** Problem requirements **
Locate the string "amount" in the listing below. Copy every line where it is found.

** Data for the task **
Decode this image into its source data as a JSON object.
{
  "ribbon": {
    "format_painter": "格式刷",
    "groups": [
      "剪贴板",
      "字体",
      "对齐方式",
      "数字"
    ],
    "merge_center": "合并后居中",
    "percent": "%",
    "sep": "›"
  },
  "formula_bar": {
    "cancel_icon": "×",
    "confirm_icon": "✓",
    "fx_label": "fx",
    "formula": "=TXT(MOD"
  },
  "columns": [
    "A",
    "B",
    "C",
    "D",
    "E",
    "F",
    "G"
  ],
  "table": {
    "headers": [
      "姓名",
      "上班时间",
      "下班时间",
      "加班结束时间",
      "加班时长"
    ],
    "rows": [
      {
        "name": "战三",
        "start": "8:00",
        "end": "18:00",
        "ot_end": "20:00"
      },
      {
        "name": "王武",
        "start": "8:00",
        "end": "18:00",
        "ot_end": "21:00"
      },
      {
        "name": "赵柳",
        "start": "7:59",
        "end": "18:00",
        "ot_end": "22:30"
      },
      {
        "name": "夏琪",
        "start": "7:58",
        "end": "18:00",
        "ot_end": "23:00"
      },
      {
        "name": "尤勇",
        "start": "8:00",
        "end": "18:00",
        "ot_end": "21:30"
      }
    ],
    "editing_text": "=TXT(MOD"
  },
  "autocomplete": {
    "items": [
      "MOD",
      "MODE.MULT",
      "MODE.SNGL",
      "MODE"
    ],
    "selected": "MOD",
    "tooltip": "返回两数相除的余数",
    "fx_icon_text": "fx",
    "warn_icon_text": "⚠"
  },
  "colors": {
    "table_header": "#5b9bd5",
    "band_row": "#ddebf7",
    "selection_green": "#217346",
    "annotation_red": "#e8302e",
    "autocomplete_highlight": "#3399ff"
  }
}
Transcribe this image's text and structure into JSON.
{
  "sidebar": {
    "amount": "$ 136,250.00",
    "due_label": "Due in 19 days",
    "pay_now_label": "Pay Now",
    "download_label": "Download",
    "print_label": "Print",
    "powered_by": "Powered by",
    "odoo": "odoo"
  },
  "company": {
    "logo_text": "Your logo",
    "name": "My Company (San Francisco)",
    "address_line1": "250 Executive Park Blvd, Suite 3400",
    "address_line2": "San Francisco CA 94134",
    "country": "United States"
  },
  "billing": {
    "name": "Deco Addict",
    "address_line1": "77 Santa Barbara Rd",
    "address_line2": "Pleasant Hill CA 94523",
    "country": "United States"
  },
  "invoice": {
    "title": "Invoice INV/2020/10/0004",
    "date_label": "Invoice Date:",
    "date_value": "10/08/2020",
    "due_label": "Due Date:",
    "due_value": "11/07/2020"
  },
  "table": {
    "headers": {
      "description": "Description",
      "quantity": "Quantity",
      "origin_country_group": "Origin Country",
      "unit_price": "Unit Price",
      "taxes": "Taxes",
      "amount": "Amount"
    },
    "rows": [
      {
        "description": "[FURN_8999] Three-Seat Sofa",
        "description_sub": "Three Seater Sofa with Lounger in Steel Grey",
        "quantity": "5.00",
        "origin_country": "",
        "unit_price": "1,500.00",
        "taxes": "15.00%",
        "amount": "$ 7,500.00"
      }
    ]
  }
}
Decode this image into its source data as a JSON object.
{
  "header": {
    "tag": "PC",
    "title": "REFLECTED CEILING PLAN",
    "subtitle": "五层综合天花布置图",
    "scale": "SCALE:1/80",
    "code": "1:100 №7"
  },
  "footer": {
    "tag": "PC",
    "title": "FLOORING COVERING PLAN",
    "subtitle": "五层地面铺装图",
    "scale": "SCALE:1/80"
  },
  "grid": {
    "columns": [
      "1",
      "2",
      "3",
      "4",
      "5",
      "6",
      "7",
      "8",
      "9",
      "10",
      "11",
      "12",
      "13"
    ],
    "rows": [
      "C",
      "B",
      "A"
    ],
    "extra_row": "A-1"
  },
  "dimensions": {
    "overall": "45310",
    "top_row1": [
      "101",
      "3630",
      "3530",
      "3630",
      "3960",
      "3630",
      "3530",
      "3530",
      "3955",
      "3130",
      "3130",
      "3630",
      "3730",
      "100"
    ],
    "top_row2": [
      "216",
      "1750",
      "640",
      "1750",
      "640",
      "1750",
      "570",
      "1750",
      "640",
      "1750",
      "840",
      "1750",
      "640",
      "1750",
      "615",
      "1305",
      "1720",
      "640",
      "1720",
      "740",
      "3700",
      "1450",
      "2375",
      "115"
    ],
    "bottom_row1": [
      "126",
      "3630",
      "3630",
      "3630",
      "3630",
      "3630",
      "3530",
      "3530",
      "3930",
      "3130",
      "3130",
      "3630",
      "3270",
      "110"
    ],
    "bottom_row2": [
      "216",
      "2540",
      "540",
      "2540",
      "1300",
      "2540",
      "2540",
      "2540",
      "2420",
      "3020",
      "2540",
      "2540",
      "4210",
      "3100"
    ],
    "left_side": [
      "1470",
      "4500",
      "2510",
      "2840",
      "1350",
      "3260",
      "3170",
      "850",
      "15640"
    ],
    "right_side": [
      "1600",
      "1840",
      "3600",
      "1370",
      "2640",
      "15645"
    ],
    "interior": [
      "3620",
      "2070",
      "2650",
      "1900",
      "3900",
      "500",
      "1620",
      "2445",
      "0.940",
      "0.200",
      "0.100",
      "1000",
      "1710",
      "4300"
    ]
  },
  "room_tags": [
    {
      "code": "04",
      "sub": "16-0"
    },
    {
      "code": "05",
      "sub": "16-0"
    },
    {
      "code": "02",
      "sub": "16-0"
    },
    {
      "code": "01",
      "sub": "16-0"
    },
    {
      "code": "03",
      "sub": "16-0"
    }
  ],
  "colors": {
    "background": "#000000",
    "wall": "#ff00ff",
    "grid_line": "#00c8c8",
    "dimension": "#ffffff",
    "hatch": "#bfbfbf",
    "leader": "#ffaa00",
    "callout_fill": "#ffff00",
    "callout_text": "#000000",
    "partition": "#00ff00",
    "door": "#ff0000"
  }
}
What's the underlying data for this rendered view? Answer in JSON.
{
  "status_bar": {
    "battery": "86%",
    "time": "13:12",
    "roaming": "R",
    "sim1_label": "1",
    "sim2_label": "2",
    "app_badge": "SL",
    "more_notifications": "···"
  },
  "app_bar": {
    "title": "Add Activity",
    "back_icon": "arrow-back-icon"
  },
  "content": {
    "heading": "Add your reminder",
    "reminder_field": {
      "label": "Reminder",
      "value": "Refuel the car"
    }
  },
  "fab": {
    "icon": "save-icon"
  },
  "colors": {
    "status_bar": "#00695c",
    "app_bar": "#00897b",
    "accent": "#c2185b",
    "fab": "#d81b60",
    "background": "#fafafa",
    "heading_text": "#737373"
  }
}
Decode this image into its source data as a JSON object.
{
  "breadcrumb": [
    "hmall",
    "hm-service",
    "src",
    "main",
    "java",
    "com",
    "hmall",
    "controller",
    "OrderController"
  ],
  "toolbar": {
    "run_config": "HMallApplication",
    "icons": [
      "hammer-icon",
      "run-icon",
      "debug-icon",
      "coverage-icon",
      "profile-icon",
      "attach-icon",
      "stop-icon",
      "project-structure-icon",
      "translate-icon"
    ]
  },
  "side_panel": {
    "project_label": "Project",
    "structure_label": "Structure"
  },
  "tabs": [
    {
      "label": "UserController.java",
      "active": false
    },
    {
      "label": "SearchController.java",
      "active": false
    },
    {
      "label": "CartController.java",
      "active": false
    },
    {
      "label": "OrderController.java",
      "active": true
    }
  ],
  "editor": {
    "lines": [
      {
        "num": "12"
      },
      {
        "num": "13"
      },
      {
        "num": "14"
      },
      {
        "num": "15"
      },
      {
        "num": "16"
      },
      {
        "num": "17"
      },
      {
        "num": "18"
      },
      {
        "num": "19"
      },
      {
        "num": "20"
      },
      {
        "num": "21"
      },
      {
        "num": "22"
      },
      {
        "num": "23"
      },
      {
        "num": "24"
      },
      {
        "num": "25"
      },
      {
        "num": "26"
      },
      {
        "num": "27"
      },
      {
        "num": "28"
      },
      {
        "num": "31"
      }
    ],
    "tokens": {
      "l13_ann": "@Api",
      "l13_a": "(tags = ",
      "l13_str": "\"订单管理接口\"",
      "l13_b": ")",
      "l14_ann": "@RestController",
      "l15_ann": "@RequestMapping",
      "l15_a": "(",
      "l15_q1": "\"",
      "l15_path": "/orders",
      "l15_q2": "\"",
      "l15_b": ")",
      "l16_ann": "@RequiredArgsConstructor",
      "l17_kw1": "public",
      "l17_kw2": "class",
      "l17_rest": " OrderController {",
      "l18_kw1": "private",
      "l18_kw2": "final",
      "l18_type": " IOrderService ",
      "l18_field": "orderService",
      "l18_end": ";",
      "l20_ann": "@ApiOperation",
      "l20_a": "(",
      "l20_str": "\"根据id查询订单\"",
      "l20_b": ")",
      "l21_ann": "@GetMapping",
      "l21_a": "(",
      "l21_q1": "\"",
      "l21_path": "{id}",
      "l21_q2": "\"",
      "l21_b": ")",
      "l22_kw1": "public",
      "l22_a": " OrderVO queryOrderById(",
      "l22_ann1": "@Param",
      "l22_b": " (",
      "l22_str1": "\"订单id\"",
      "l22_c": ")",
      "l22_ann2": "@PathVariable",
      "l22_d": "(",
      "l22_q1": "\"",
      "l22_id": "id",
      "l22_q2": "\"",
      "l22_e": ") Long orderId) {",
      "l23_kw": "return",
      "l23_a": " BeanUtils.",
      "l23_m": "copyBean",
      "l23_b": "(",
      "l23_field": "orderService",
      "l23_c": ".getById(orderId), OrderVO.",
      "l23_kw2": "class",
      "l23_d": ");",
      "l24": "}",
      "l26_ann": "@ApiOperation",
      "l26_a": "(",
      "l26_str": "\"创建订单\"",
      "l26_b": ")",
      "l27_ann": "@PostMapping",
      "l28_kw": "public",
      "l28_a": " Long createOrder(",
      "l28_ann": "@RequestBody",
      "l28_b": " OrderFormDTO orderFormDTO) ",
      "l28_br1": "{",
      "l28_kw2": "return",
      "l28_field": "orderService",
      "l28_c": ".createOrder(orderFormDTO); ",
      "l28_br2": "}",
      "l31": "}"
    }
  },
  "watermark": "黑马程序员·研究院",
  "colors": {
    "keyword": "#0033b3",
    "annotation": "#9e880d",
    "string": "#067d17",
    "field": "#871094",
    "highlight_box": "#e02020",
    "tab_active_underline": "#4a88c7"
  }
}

** Full response **
    "amount": "$ 136,250.00",
      "amount": "Amount"
        "amount": "$ 7,500.00"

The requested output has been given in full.